__Exercise goal__:
Search the data for the string "veces" and gather each line it is in.

-=-=-=-=-

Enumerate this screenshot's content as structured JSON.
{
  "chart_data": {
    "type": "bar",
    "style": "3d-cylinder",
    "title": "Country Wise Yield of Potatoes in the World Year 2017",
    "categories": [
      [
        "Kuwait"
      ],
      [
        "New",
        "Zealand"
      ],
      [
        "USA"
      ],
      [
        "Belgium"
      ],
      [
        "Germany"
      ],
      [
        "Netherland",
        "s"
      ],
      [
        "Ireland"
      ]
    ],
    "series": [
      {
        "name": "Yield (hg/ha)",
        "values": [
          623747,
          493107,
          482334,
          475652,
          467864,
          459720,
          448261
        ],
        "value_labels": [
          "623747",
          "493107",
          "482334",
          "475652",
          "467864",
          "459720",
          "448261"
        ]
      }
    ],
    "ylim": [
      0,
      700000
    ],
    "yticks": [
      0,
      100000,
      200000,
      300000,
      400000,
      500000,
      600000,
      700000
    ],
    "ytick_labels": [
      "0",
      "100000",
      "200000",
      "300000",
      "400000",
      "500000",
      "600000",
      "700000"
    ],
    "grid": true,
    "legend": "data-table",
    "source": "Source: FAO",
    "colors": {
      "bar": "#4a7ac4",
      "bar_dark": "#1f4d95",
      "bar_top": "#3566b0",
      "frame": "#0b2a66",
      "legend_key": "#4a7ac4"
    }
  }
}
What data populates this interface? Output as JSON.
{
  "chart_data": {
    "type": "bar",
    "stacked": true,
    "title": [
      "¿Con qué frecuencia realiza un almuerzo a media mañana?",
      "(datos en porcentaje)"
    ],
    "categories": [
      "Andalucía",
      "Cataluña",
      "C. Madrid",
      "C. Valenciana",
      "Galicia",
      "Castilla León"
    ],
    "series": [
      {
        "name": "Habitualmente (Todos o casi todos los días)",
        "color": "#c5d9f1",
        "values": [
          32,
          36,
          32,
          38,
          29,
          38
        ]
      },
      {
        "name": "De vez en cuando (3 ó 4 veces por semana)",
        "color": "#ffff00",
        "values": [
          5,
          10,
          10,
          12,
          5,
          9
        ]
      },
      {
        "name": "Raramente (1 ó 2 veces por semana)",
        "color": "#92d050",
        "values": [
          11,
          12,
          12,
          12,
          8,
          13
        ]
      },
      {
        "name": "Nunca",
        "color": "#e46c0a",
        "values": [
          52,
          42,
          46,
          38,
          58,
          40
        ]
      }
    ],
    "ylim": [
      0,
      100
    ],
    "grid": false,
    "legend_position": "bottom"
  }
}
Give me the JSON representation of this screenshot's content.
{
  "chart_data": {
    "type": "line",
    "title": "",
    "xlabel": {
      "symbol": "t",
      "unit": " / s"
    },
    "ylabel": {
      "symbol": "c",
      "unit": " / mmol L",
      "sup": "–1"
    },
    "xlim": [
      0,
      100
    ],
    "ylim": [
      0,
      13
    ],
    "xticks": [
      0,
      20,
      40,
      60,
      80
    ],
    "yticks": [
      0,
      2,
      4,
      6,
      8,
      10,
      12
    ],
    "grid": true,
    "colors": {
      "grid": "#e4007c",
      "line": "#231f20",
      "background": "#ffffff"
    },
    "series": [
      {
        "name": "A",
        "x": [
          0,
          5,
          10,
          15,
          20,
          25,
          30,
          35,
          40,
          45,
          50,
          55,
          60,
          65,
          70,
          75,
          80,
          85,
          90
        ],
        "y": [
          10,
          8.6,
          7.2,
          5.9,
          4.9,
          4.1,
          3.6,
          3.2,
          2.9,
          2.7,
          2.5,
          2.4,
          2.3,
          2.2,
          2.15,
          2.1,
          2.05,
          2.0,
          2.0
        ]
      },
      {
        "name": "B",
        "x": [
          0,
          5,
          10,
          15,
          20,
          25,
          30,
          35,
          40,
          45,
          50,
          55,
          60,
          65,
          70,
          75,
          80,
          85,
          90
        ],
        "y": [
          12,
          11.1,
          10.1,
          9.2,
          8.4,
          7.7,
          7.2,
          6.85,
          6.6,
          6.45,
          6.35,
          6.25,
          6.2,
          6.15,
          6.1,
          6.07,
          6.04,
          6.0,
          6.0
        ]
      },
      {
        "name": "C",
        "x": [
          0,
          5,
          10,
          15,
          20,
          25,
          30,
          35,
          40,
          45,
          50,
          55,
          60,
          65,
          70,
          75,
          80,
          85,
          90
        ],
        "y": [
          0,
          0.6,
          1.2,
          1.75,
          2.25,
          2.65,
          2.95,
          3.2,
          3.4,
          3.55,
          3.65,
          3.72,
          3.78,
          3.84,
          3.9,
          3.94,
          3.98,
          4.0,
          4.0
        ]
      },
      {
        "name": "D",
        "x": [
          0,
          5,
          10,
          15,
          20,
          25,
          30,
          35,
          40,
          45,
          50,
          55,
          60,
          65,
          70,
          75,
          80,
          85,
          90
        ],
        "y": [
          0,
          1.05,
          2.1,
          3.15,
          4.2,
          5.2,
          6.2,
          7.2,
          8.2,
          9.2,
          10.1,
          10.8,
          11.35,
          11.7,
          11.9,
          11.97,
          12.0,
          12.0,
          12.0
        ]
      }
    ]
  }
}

-=-=-=-=-

__Task output__:
        "name": "De vez en cuando (3 ó 4 veces por semana)",
        "name": "Raramente (1 ó 2 veces por semana)",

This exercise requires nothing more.